Exercise prompt >>
Copy every line that contains the string "BzIm" from the entries below.

Exercise inputs >>
========

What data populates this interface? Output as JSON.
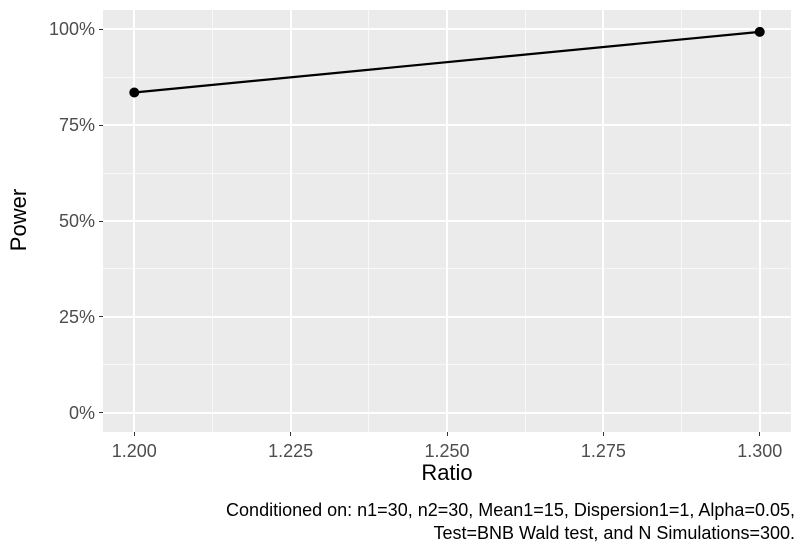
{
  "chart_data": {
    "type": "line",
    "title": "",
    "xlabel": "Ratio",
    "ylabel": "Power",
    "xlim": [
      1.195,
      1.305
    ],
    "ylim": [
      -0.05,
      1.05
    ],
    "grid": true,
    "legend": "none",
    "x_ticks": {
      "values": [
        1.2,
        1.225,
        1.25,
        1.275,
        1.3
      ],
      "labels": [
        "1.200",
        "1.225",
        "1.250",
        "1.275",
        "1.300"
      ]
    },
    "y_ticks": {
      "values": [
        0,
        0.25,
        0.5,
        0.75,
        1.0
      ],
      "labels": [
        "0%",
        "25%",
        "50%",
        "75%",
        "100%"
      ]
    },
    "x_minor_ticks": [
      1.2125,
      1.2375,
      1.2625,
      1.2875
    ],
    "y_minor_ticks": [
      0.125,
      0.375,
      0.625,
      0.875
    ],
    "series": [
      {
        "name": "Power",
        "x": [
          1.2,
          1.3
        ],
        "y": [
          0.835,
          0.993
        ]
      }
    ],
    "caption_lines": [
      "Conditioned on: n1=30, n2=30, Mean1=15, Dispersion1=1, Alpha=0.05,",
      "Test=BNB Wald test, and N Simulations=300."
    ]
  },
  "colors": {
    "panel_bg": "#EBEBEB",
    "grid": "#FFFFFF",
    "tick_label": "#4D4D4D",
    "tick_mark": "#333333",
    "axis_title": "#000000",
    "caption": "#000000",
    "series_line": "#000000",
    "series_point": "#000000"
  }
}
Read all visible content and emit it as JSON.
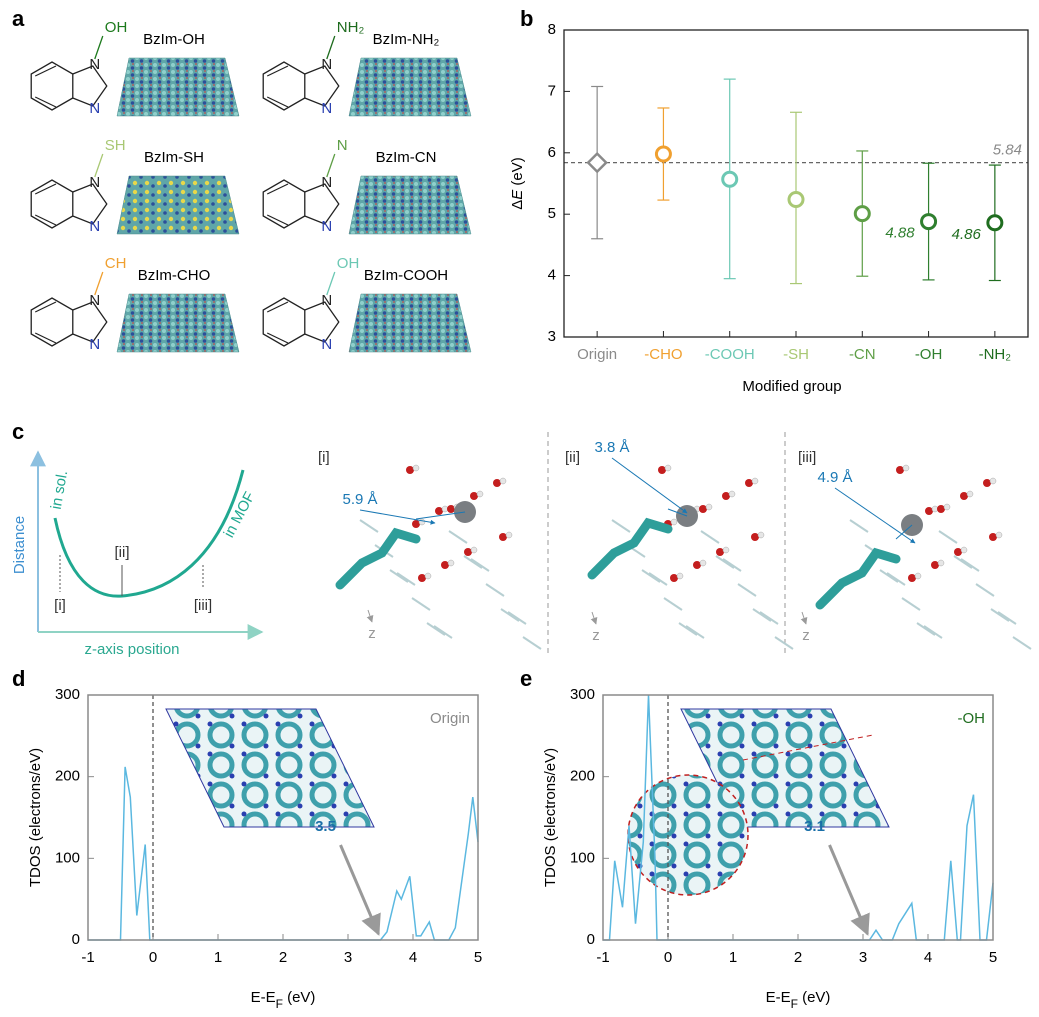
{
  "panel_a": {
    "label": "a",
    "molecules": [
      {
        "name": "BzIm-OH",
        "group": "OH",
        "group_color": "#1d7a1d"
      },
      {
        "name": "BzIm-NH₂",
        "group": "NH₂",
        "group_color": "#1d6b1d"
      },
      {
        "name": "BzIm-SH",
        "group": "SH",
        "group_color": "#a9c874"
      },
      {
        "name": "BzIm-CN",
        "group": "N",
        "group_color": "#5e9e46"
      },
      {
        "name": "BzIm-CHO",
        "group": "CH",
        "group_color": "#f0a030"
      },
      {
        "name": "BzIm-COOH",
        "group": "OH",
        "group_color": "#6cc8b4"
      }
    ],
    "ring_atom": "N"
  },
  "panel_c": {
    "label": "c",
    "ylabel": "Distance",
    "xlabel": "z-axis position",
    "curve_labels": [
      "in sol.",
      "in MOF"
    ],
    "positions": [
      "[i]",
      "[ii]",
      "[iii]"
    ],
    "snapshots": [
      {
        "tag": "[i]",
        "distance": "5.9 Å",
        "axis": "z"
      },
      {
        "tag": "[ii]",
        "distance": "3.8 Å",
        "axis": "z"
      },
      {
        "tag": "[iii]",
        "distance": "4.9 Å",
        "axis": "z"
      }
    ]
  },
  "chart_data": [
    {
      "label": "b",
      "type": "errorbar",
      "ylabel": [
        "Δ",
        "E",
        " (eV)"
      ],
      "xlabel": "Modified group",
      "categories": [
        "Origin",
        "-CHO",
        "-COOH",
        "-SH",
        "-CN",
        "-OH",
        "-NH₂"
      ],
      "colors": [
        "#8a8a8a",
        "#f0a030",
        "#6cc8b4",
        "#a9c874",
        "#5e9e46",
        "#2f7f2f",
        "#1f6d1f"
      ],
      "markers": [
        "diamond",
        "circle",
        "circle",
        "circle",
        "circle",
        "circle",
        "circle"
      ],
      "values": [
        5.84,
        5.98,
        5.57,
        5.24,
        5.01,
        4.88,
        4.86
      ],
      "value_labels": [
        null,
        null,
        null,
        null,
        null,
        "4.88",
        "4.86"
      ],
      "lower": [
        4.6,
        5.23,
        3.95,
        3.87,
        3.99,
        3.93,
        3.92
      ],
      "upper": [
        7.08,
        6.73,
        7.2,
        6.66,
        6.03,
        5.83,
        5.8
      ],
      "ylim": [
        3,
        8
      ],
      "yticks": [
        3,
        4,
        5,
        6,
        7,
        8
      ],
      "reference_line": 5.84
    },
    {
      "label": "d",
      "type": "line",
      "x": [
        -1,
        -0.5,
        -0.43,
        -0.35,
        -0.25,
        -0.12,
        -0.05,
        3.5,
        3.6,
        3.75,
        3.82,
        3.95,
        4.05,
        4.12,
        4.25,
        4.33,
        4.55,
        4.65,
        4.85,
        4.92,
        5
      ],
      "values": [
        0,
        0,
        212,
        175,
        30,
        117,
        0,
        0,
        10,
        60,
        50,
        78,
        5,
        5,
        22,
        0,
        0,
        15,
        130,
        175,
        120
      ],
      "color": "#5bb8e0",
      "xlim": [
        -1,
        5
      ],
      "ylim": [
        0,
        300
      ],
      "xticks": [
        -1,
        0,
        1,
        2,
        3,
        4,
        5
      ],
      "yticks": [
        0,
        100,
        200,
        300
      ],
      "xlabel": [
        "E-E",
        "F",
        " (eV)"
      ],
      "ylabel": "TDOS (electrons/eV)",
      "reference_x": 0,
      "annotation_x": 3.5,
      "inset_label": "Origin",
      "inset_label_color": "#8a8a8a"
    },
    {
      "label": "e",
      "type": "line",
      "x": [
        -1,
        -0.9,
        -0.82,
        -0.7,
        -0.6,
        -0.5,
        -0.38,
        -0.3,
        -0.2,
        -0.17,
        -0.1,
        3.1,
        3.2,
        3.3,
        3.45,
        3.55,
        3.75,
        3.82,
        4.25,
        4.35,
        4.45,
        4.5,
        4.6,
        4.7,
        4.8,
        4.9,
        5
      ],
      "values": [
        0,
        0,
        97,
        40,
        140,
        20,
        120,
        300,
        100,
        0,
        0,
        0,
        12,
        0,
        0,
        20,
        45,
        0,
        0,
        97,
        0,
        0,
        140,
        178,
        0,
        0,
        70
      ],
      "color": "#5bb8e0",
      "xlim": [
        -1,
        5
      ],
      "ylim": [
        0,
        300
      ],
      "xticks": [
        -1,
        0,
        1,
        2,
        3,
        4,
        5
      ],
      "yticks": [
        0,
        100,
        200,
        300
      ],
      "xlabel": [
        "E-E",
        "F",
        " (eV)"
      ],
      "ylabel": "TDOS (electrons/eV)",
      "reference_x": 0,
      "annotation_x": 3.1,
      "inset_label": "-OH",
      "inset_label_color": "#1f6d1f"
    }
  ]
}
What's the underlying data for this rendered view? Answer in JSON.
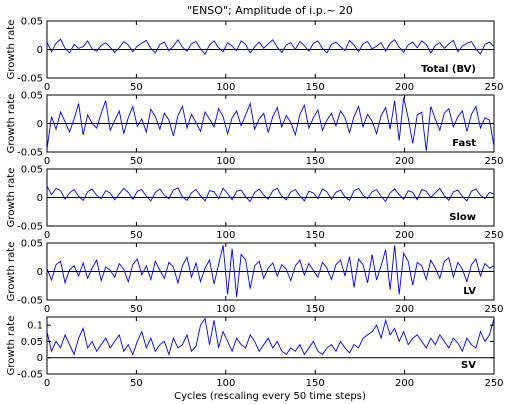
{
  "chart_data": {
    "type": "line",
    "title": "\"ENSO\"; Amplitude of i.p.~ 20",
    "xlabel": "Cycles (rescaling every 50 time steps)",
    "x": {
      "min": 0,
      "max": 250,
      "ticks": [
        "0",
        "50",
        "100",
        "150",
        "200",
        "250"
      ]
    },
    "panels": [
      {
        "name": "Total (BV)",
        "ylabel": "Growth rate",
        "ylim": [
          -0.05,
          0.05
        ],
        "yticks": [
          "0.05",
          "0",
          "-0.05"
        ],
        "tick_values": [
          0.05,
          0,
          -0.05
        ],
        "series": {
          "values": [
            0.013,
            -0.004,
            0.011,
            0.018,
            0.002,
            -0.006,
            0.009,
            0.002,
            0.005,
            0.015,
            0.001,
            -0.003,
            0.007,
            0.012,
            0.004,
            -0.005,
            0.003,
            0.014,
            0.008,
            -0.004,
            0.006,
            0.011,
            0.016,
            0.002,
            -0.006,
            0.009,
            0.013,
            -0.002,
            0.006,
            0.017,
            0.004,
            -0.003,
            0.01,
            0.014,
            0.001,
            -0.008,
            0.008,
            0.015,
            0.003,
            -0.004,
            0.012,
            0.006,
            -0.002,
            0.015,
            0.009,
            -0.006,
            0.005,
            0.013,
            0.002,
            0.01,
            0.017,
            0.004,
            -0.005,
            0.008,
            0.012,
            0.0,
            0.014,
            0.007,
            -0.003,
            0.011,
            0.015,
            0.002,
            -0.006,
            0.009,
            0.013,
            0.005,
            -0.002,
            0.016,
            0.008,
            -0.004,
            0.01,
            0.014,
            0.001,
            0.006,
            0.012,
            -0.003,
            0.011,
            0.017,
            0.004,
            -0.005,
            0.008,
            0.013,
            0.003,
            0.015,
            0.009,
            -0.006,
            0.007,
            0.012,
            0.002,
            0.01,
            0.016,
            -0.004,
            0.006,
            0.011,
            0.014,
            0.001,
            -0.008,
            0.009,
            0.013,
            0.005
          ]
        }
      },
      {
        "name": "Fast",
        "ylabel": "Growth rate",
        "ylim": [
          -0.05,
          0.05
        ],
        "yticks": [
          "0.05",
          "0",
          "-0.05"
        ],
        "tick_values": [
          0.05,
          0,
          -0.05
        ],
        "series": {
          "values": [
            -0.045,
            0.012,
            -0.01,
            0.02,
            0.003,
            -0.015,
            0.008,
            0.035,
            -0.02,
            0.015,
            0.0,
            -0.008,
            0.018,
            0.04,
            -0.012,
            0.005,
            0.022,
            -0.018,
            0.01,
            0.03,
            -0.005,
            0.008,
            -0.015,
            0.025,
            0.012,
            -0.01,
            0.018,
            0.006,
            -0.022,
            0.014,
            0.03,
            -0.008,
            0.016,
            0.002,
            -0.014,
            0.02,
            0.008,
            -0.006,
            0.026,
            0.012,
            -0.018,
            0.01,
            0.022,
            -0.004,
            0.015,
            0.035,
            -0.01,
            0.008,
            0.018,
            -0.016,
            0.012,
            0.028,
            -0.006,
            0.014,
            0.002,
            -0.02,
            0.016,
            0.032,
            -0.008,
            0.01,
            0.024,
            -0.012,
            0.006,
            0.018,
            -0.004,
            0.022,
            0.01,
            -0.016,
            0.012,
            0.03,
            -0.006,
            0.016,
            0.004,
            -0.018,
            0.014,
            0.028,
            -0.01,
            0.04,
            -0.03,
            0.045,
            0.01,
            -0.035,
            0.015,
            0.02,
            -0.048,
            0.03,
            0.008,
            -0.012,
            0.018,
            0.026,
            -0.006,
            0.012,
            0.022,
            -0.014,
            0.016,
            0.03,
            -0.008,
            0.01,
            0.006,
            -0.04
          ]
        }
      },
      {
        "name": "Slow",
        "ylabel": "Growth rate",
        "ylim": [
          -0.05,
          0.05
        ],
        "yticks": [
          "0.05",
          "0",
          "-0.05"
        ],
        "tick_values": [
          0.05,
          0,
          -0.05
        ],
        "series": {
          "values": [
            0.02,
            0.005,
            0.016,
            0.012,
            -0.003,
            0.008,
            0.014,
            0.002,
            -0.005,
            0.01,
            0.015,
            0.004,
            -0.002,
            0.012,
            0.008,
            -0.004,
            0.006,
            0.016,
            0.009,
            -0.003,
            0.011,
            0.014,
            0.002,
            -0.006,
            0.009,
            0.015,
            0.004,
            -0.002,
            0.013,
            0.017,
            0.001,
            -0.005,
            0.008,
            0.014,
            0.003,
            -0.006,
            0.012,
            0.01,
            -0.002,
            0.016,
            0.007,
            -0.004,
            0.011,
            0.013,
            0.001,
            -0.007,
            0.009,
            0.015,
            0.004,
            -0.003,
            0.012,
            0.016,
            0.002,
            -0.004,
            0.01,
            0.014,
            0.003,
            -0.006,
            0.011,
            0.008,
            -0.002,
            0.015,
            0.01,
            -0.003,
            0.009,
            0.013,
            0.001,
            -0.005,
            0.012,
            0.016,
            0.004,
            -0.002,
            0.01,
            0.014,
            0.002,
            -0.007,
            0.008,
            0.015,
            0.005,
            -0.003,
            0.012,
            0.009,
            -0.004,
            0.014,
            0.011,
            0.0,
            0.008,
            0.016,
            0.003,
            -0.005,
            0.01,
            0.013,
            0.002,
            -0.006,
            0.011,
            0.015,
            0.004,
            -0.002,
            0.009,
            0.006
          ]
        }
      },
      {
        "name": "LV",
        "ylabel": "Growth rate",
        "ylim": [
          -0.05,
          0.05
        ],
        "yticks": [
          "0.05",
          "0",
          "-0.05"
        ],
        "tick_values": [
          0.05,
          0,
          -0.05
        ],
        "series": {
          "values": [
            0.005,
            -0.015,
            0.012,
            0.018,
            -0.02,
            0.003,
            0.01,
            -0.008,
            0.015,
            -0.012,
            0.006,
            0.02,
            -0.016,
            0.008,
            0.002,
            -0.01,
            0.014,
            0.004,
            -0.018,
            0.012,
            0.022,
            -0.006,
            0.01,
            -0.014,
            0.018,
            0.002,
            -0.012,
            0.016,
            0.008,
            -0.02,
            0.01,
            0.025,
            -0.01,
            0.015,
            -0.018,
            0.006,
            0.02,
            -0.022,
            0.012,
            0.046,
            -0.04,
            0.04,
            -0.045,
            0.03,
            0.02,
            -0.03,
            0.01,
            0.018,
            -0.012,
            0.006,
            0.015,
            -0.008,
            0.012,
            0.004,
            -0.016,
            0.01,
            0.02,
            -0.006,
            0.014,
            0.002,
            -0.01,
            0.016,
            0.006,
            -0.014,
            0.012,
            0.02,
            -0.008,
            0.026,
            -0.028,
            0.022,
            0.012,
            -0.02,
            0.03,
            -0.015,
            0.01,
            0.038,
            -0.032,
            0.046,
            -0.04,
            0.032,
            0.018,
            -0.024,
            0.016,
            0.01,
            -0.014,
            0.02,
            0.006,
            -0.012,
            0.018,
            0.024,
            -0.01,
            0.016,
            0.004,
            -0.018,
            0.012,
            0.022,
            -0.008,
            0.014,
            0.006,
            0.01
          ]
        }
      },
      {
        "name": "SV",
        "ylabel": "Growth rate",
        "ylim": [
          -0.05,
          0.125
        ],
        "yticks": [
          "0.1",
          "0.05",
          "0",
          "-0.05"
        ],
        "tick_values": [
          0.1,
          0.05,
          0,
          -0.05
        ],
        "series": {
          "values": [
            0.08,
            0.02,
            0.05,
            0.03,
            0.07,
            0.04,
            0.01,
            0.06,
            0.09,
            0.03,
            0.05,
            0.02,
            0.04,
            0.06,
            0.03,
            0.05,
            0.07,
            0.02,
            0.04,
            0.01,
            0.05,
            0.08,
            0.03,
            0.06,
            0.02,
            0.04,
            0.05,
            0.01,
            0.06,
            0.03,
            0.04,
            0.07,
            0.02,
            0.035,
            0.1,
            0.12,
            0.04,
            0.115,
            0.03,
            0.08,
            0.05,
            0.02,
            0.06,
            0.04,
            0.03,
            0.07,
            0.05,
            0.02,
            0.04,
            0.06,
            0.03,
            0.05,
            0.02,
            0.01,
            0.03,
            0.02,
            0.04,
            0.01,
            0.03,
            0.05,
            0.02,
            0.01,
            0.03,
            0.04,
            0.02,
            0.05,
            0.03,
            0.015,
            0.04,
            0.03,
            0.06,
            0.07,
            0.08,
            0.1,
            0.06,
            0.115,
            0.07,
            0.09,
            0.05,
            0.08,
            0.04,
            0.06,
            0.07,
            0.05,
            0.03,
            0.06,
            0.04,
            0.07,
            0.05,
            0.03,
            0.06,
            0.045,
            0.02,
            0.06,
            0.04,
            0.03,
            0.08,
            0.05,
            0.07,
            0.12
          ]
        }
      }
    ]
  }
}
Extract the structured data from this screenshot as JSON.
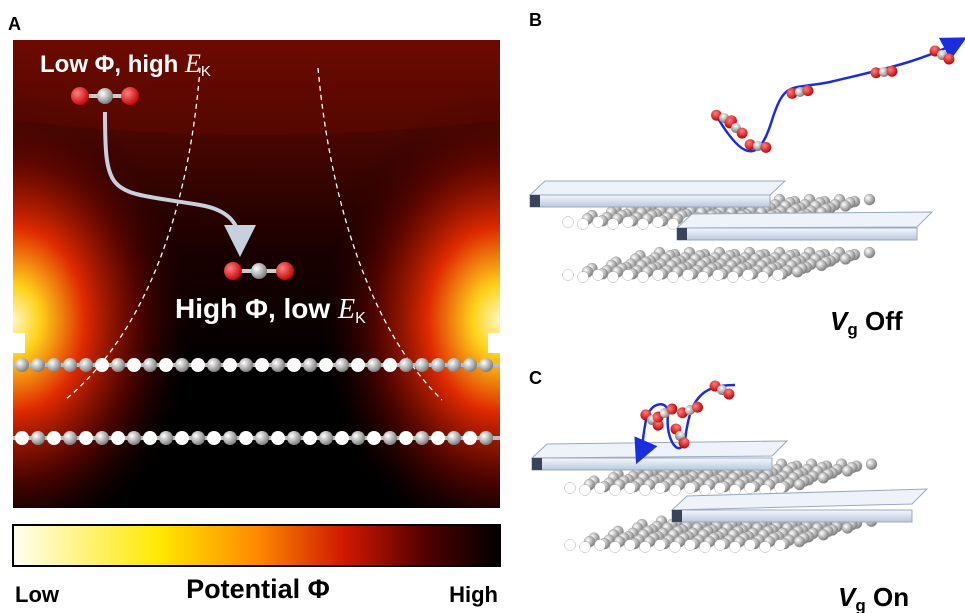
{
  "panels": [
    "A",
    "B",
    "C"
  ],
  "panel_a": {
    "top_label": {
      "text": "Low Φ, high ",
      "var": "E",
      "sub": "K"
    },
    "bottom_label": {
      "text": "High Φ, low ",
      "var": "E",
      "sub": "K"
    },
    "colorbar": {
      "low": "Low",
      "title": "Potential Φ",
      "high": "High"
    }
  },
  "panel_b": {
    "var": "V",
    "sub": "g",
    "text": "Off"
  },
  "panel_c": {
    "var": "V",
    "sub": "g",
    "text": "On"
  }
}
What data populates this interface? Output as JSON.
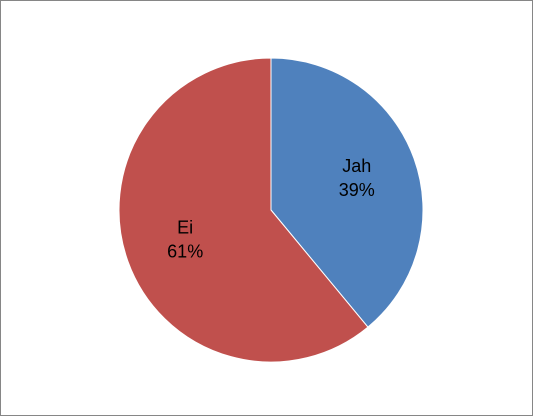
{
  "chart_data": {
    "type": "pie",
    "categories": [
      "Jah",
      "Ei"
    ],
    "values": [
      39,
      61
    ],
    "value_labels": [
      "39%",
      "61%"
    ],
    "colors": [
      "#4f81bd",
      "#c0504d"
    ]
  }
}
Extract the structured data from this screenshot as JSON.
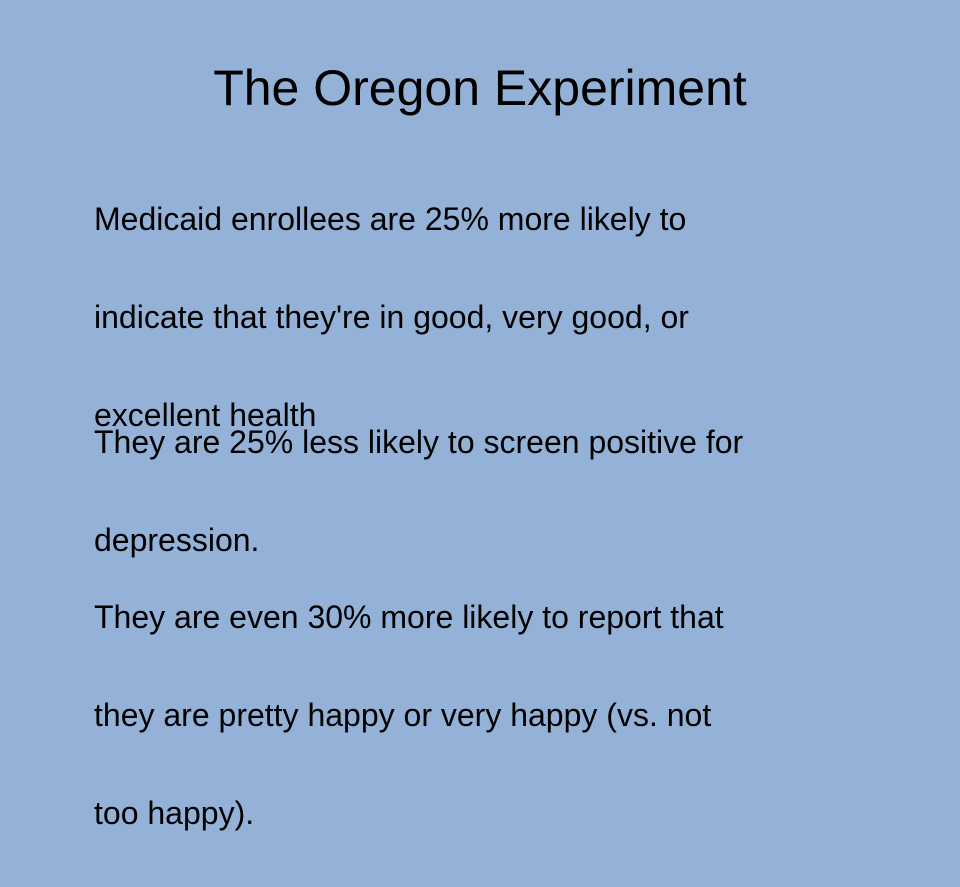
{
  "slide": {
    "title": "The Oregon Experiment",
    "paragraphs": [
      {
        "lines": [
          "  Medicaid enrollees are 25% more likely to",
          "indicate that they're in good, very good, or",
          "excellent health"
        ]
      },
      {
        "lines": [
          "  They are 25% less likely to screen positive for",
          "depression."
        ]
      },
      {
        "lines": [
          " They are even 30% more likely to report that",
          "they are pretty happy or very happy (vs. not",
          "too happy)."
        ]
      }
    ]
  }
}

========

Answer to the exercise >>
        "name": "BzIm-OH",
        "name": "BzIm-NH₂",
        "name": "BzIm-SH",
        "name": "BzIm-CN",
        "name": "BzIm-CHO",
        "name": "BzIm-COOH",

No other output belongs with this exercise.